# DATA LISTING

+++

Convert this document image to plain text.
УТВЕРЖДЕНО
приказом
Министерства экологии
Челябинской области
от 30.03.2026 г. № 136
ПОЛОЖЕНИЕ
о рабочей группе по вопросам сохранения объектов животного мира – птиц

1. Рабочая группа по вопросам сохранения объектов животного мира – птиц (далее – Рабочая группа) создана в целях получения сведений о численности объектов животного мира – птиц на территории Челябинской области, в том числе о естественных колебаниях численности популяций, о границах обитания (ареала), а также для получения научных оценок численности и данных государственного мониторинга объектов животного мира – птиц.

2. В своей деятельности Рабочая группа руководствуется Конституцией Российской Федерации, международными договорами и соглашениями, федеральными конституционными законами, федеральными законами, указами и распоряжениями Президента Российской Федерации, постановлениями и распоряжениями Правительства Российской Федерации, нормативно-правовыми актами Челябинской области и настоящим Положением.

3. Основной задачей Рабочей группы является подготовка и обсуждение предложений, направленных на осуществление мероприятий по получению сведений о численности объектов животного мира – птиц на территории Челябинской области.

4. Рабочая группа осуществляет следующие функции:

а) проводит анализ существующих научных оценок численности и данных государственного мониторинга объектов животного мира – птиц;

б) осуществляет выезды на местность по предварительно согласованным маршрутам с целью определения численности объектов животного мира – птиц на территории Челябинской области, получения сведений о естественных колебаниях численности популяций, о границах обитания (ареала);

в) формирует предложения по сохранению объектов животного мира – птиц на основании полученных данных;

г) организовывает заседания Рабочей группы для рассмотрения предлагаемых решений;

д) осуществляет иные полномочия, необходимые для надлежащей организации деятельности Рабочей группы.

+++

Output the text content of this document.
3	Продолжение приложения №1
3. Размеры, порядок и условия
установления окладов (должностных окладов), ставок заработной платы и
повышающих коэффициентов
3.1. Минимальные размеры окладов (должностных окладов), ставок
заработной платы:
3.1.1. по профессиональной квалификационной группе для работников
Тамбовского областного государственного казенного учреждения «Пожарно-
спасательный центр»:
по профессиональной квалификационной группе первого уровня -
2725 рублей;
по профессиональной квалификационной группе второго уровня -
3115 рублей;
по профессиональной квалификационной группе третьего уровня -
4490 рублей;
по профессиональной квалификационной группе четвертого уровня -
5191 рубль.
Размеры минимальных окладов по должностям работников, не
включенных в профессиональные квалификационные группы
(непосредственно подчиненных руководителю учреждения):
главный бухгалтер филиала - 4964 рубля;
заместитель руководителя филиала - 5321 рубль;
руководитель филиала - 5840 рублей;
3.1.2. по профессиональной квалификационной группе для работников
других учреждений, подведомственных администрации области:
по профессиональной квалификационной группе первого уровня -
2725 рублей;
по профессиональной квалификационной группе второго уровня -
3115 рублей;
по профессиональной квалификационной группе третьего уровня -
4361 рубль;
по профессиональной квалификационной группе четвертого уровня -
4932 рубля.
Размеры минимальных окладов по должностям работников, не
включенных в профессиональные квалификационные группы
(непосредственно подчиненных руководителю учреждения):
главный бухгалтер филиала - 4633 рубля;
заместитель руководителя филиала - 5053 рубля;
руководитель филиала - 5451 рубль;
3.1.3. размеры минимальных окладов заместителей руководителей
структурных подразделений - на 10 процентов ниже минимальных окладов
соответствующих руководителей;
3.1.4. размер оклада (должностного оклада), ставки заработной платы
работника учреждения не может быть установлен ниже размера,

+++

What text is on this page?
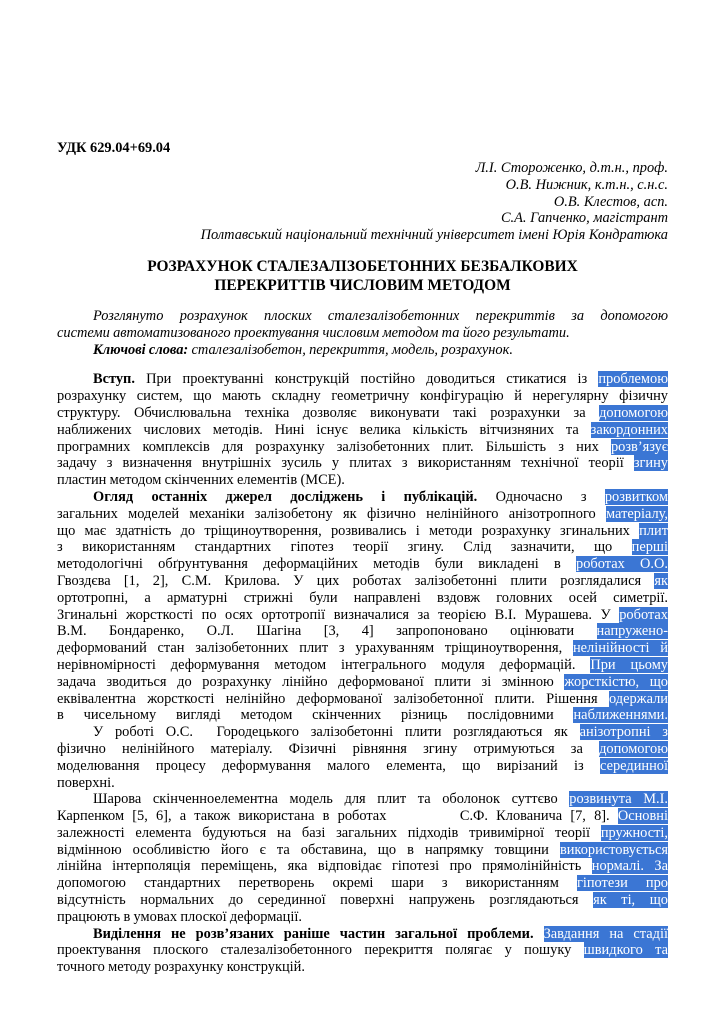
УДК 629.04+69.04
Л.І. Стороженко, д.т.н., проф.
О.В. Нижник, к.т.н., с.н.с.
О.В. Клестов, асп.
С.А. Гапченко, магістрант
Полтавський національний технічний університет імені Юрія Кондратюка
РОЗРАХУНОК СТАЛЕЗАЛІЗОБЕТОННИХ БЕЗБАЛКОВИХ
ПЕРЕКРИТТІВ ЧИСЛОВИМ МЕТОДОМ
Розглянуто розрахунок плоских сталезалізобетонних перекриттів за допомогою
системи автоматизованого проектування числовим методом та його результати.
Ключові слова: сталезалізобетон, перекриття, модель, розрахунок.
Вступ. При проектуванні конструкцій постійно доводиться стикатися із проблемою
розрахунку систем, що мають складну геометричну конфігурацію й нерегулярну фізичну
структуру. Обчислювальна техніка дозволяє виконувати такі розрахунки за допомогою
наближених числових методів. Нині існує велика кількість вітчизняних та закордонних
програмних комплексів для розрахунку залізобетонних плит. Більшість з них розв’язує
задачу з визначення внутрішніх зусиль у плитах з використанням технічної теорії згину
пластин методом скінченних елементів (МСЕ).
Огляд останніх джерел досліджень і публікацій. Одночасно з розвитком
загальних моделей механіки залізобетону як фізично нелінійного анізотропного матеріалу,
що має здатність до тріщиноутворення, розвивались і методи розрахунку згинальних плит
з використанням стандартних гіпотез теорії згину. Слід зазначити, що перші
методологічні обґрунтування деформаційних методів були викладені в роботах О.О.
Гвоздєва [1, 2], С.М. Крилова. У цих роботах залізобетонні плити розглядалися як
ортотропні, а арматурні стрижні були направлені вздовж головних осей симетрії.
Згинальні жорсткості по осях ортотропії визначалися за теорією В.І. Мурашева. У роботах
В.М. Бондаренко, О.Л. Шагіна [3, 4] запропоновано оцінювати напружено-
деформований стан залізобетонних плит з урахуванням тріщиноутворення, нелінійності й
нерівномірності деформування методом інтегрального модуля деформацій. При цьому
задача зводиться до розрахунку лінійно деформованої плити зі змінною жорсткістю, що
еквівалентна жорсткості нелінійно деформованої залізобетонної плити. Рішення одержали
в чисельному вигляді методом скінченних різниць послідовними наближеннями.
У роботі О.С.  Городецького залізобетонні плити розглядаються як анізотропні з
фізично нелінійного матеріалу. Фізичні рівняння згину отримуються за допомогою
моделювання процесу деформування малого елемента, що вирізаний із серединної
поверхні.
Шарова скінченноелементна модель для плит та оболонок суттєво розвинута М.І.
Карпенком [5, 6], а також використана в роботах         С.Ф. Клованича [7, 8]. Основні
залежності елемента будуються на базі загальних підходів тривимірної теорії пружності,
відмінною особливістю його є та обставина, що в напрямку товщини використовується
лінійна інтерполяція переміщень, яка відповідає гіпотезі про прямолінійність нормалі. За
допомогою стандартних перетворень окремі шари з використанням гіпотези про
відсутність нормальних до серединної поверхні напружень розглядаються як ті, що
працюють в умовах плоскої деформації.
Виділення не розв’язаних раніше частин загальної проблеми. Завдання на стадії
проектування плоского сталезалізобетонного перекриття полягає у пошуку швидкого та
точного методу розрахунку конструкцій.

+++

# DO THIS
Gather up every line from the listing above in which the word "роботах" occurs.

# OUTPUT FOR THIS TASK
методологічні обґрунтування деформаційних методів були викладені в роботах О.О.
Гвоздєва [1, 2], С.М. Крилова. У цих роботах залізобетонні плити розглядалися як
Згинальні жорсткості по осях ортотропії визначалися за теорією В.І. Мурашева. У роботах
Карпенком [5, 6], а також використана в роботах         С.Ф. Клованича [7, 8]. Основні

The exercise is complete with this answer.